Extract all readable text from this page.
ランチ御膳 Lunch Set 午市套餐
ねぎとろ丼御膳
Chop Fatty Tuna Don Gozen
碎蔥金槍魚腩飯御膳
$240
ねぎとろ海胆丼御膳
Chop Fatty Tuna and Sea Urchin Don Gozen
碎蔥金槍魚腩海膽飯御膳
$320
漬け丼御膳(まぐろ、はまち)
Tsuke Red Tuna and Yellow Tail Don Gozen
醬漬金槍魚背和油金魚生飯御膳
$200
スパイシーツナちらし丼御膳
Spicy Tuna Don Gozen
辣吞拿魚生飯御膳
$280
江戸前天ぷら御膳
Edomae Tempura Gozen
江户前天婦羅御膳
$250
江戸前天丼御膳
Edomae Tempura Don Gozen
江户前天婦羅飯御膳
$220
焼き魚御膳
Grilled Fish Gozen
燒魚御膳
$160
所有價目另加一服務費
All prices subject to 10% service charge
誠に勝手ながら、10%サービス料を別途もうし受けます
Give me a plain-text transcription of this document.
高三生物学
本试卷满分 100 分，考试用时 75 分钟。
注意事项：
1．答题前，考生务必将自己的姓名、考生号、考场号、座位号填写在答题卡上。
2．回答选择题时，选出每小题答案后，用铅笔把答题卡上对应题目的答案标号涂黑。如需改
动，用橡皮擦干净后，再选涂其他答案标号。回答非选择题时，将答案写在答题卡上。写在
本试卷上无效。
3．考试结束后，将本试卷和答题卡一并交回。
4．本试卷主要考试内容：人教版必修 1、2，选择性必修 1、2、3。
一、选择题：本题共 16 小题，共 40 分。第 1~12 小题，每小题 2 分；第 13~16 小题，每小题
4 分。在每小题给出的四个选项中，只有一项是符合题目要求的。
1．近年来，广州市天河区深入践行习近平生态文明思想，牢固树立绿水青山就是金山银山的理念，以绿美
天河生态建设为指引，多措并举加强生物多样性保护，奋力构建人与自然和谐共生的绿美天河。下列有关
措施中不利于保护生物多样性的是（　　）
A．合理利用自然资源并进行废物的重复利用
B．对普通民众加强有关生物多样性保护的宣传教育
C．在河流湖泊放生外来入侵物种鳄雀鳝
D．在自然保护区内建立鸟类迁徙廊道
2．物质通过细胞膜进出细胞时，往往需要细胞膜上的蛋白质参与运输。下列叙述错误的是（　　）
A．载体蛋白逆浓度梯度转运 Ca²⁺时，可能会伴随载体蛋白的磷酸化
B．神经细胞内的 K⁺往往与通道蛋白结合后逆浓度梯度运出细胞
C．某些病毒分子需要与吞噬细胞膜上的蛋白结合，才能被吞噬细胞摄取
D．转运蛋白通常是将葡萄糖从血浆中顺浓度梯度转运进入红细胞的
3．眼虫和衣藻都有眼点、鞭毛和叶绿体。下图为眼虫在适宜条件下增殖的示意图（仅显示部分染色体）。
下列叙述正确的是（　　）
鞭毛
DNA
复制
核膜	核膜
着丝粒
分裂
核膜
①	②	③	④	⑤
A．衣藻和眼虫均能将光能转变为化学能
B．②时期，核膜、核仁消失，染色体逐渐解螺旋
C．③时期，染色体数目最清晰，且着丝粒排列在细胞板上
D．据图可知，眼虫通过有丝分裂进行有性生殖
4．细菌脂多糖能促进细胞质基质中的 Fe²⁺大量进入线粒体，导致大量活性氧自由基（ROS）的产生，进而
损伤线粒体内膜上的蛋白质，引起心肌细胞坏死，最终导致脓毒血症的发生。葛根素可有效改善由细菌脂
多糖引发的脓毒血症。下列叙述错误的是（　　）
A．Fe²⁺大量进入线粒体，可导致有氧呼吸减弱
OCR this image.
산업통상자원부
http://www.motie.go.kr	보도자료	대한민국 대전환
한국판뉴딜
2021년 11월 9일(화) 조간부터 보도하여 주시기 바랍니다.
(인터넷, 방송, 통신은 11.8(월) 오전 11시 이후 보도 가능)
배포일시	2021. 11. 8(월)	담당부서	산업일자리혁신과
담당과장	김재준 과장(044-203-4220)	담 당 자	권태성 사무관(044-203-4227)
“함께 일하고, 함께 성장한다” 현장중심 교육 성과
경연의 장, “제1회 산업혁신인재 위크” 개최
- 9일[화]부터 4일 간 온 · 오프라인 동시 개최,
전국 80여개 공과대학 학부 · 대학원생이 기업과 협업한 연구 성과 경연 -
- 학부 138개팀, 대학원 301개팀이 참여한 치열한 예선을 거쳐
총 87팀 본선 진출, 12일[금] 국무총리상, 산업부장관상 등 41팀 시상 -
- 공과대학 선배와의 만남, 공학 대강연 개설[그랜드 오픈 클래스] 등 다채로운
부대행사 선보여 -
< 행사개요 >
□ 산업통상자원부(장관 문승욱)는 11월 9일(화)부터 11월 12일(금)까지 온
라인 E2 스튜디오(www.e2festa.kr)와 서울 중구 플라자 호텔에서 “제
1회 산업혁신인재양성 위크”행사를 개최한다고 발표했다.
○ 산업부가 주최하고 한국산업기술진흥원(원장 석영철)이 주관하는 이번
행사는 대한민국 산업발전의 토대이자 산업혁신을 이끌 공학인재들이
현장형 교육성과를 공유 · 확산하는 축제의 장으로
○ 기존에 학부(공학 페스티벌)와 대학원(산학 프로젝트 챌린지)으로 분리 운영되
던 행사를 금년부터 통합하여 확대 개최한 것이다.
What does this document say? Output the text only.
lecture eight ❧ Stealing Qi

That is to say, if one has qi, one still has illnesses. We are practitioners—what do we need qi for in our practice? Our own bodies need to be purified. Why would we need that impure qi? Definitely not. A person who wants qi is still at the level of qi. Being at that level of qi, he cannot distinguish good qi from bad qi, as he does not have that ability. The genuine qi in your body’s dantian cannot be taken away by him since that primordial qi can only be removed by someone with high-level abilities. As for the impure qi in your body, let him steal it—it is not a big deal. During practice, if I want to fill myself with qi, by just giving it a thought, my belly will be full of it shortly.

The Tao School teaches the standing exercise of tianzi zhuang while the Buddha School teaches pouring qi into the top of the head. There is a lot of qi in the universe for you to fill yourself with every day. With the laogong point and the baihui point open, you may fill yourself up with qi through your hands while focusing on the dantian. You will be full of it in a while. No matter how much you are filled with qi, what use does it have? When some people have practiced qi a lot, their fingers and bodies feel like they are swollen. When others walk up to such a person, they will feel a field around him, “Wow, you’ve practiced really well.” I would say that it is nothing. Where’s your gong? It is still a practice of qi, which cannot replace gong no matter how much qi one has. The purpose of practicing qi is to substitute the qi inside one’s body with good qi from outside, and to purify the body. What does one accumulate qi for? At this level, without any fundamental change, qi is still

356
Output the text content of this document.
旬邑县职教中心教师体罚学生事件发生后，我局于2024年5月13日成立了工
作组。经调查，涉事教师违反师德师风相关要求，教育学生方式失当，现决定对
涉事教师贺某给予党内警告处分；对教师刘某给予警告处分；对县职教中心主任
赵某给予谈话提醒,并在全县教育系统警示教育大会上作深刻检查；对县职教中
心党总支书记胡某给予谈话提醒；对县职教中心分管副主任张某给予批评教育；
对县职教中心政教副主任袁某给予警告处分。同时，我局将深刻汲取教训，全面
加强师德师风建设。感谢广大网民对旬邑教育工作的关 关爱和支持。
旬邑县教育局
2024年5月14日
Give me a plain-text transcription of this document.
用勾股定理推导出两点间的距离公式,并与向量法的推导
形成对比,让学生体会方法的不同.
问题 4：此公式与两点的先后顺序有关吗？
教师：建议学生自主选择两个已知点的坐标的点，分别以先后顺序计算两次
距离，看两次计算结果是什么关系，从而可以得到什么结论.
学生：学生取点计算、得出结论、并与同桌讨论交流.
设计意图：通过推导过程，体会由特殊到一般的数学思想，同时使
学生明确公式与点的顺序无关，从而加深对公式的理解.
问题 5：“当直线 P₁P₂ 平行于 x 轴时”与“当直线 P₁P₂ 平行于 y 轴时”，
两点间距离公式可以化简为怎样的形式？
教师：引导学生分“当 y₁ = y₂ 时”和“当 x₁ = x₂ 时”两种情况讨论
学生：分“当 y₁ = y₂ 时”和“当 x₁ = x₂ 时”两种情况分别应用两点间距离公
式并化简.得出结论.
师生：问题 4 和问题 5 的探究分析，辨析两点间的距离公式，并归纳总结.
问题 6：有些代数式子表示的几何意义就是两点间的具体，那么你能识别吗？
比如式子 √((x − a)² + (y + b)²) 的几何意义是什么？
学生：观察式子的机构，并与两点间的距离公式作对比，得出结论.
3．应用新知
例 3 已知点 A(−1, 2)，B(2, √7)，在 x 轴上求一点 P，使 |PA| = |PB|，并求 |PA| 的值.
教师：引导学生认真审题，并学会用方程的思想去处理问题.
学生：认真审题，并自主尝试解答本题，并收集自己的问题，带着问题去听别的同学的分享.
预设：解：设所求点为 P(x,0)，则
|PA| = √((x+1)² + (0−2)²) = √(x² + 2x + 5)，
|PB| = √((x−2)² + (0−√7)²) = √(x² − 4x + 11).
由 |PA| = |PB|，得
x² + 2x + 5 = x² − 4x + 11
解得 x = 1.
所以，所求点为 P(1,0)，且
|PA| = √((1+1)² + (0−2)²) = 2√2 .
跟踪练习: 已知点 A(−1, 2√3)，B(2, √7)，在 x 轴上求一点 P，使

-------------------------

§ **Instructions for the task**: Print exactly the lines above, starting at the line that contains "Output the text content of this document." and ending with the last line of the records, both included.

§ **Exercise result**:
Output the text content of this document.
旬邑县职教中心教师体罚学生事件发生后，我局于2024年5月13日成立了工
作组。经调查，涉事教师违反师德师风相关要求，教育学生方式失当，现决定对
涉事教师贺某给予党内警告处分；对教师刘某给予警告处分；对县职教中心主任
赵某给予谈话提醒,并在全县教育系统警示教育大会上作深刻检查；对县职教中
心党总支书记胡某给予谈话提醒；对县职教中心分管副主任张某给予批评教育；
对县职教中心政教副主任袁某给予警告处分。同时，我局将深刻汲取教训，全面
加强师德师风建设。感谢广大网民对旬邑教育工作的关 关爱和支持。
旬邑县教育局
2024年5月14日
Give me a plain-text transcription of this document.
用勾股定理推导出两点间的距离公式,并与向量法的推导
形成对比,让学生体会方法的不同.
问题 4：此公式与两点的先后顺序有关吗？
教师：建议学生自主选择两个已知点的坐标的点，分别以先后顺序计算两次
距离，看两次计算结果是什么关系，从而可以得到什么结论.
学生：学生取点计算、得出结论、并与同桌讨论交流.
设计意图：通过推导过程，体会由特殊到一般的数学思想，同时使
学生明确公式与点的顺序无关，从而加深对公式的理解.
问题 5：“当直线 P₁P₂ 平行于 x 轴时”与“当直线 P₁P₂ 平行于 y 轴时”，
两点间距离公式可以化简为怎样的形式？
教师：引导学生分“当 y₁ = y₂ 时”和“当 x₁ = x₂ 时”两种情况讨论
学生：分“当 y₁ = y₂ 时”和“当 x₁ = x₂ 时”两种情况分别应用两点间距离公
式并化简.得出结论.
师生：问题 4 和问题 5 的探究分析，辨析两点间的距离公式，并归纳总结.
问题 6：有些代数式子表示的几何意义就是两点间的具体，那么你能识别吗？
比如式子 √((x − a)² + (y + b)²) 的几何意义是什么？
学生：观察式子的机构，并与两点间的距离公式作对比，得出结论.
3．应用新知
例 3 已知点 A(−1, 2)，B(2, √7)，在 x 轴上求一点 P，使 |PA| = |PB|，并求 |PA| 的值.
教师：引导学生认真审题，并学会用方程的思想去处理问题.
学生：认真审题，并自主尝试解答本题，并收集自己的问题，带着问题去听别的同学的分享.
预设：解：设所求点为 P(x,0)，则
|PA| = √((x+1)² + (0−2)²) = √(x² + 2x + 5)，
|PB| = √((x−2)² + (0−√7)²) = √(x² − 4x + 11).
由 |PA| = |PB|，得
x² + 2x + 5 = x² − 4x + 11
解得 x = 1.
所以，所求点为 P(1,0)，且
|PA| = √((1+1)² + (0−2)²) = 2√2 .
跟踪练习: 已知点 A(−1, 2√3)，B(2, √7)，在 x 轴上求一点 P，使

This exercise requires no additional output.